Find and copy lines holding "title".

::::

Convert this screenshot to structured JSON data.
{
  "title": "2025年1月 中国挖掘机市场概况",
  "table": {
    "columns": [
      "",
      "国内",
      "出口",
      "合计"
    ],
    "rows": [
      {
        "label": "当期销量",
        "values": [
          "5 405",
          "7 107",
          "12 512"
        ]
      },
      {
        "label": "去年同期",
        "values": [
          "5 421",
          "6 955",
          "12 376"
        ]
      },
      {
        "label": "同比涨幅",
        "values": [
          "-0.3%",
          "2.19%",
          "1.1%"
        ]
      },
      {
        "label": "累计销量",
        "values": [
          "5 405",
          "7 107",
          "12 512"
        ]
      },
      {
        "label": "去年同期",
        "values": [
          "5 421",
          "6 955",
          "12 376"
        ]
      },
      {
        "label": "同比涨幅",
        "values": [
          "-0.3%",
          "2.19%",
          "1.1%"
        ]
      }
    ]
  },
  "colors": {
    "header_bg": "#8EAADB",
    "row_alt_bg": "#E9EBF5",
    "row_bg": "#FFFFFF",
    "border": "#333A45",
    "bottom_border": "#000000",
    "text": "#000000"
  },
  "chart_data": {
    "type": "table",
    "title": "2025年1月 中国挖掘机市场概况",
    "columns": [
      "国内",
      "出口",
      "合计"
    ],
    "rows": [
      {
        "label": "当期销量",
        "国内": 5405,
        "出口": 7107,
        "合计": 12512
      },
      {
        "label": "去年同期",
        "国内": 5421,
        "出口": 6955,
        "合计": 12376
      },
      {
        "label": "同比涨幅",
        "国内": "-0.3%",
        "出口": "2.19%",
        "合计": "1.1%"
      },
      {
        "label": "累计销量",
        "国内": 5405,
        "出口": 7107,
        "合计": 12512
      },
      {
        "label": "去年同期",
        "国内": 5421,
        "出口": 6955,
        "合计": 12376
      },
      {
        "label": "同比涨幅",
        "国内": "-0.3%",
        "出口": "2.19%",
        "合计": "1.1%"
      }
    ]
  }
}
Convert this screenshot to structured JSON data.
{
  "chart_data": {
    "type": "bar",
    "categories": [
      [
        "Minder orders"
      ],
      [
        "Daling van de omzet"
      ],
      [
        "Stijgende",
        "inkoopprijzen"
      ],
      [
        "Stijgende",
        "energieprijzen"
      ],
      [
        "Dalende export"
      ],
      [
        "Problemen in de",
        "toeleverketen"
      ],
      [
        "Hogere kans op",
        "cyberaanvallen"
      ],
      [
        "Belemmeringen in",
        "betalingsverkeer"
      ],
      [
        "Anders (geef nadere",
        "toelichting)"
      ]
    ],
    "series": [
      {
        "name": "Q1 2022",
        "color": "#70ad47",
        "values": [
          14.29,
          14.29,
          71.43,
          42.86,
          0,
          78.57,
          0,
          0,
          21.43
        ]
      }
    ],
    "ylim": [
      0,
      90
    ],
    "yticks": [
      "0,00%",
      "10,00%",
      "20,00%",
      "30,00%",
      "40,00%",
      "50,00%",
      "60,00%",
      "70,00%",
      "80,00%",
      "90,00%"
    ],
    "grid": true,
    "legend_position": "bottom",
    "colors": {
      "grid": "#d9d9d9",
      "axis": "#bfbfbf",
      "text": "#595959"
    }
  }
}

::::

**THE RESULT**
  "title": "2025年1月 中国挖掘机市场概况",
    "title": "2025年1月 中国挖掘机市场概况",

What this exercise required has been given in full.